To be done: Everything from the line containing "What text is on this page?" through the last line of the records below should be printed exactly, please, and nothing else.

Saved entries:
*-*-*

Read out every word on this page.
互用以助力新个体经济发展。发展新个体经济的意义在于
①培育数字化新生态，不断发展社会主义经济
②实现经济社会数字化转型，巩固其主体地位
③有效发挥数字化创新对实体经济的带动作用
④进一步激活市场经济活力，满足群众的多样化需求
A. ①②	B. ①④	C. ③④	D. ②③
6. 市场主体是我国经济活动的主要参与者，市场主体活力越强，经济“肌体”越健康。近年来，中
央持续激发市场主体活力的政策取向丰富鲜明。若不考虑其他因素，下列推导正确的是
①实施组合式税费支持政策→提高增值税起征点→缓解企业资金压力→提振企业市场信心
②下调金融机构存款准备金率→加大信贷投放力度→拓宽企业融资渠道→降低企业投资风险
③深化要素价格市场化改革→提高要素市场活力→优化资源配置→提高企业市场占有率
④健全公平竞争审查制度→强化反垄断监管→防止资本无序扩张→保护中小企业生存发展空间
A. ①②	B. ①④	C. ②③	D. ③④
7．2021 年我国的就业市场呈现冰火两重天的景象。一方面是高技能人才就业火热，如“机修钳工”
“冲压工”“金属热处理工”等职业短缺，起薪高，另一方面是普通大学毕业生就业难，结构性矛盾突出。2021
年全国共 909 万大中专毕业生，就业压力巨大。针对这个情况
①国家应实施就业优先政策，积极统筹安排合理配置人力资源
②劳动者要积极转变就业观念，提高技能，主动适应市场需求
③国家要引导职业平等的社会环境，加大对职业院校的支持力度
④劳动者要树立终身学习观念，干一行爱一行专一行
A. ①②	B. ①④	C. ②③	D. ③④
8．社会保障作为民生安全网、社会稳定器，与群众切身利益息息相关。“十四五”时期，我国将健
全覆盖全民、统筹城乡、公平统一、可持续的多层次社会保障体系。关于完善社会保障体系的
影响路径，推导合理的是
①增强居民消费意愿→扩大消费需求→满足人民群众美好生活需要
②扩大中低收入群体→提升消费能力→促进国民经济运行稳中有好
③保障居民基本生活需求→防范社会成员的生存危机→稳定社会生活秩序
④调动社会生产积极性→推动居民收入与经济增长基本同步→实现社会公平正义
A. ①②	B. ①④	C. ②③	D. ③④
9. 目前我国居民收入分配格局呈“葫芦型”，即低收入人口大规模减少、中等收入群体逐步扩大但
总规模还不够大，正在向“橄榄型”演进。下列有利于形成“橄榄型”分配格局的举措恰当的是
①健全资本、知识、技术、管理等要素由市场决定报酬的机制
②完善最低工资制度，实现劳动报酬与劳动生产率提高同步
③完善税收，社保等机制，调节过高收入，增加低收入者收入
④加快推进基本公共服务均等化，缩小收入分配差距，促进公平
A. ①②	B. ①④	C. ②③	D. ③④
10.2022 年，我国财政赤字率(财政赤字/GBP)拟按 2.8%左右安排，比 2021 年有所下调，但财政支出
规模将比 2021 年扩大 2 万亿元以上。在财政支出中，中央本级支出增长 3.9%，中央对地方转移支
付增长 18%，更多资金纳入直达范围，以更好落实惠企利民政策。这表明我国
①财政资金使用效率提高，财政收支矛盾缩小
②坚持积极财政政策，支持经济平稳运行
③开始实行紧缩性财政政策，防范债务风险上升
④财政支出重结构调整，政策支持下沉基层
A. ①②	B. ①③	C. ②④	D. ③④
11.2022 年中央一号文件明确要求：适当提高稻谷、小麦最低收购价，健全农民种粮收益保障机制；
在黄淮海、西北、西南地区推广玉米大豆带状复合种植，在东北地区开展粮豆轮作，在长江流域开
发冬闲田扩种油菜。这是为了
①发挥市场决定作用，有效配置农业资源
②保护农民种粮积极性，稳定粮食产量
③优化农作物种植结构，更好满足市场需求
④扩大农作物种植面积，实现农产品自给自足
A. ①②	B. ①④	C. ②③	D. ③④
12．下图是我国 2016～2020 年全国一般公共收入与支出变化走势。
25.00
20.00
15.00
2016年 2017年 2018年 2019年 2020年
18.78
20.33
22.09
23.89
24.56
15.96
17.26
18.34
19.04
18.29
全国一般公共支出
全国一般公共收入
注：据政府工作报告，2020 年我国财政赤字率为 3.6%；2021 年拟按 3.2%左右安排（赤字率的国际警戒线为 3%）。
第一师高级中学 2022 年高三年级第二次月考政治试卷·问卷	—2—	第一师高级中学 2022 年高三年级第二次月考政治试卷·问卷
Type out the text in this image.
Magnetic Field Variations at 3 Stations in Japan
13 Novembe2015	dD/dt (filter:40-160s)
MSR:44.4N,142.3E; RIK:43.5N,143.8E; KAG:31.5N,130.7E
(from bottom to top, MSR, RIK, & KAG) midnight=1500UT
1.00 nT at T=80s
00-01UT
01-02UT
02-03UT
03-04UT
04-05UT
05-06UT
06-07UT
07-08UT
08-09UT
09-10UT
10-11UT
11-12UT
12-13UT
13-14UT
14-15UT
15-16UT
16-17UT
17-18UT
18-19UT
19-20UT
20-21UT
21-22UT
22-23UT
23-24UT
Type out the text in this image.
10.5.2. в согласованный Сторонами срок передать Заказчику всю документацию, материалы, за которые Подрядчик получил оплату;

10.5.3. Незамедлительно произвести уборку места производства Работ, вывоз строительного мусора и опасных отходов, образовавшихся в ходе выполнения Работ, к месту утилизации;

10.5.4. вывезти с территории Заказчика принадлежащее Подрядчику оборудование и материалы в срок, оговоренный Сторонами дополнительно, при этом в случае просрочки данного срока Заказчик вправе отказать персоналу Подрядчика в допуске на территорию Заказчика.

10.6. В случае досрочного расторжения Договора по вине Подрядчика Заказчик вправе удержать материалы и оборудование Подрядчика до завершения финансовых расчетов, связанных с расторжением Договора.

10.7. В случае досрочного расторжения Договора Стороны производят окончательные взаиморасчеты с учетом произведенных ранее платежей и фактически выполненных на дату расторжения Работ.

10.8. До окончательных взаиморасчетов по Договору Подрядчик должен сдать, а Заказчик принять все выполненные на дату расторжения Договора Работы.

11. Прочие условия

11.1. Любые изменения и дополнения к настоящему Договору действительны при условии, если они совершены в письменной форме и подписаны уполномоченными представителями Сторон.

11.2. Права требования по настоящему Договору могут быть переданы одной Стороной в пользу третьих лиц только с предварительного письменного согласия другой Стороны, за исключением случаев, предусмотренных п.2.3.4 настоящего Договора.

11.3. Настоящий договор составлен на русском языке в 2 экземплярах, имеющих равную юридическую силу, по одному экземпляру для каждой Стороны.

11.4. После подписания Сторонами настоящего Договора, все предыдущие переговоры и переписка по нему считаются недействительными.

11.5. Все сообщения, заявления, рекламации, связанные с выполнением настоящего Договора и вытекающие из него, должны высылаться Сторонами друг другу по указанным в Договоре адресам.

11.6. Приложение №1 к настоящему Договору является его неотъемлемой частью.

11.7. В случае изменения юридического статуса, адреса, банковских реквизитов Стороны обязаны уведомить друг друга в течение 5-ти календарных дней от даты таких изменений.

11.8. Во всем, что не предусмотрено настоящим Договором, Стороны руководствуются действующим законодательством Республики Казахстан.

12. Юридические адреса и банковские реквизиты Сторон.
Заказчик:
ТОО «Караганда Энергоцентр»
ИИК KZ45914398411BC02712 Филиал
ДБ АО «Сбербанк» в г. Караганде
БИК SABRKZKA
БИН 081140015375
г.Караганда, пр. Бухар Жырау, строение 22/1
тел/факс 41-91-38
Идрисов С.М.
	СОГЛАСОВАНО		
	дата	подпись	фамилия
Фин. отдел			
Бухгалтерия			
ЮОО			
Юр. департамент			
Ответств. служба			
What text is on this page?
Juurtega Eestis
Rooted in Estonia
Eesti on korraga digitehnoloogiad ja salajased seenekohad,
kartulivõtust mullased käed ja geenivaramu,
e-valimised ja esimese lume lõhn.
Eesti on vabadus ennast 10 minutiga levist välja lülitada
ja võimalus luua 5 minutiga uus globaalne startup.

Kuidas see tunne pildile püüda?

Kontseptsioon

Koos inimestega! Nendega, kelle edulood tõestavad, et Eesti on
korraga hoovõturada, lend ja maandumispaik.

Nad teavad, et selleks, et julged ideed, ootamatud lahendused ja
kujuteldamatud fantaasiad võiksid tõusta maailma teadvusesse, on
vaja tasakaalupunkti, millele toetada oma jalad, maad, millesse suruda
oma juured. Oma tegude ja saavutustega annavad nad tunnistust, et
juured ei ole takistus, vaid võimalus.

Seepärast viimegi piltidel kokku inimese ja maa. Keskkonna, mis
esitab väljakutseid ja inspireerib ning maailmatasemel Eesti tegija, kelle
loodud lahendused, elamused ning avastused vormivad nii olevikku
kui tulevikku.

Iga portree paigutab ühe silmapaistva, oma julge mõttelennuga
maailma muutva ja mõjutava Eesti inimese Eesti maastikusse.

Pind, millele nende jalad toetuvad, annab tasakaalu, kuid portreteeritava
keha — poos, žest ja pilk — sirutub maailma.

*-*-*

Written response:
What text is on this page?
Juurtega Eestis
Rooted in Estonia
Eesti on korraga digitehnoloogiad ja salajased seenekohad,
kartulivõtust mullased käed ja geenivaramu,
e-valimised ja esimese lume lõhn.
Eesti on vabadus ennast 10 minutiga levist välja lülitada
ja võimalus luua 5 minutiga uus globaalne startup.

Kuidas see tunne pildile püüda?

Kontseptsioon

Koos inimestega! Nendega, kelle edulood tõestavad, et Eesti on
korraga hoovõturada, lend ja maandumispaik.

Nad teavad, et selleks, et julged ideed, ootamatud lahendused ja
kujuteldamatud fantaasiad võiksid tõusta maailma teadvusesse, on
vaja tasakaalupunkti, millele toetada oma jalad, maad, millesse suruda
oma juured. Oma tegude ja saavutustega annavad nad tunnistust, et
juured ei ole takistus, vaid võimalus.

Seepärast viimegi piltidel kokku inimese ja maa. Keskkonna, mis
esitab väljakutseid ja inspireerib ning maailmatasemel Eesti tegija, kelle
loodud lahendused, elamused ning avastused vormivad nii olevikku
kui tulevikku.

Iga portree paigutab ühe silmapaistva, oma julge mõttelennuga
maailma muutva ja mõjutava Eesti inimese Eesti maastikusse.

Pind, millele nende jalad toetuvad, annab tasakaalu, kuid portreteeritava
keha — poos, žest ja pilk — sirutub maailma.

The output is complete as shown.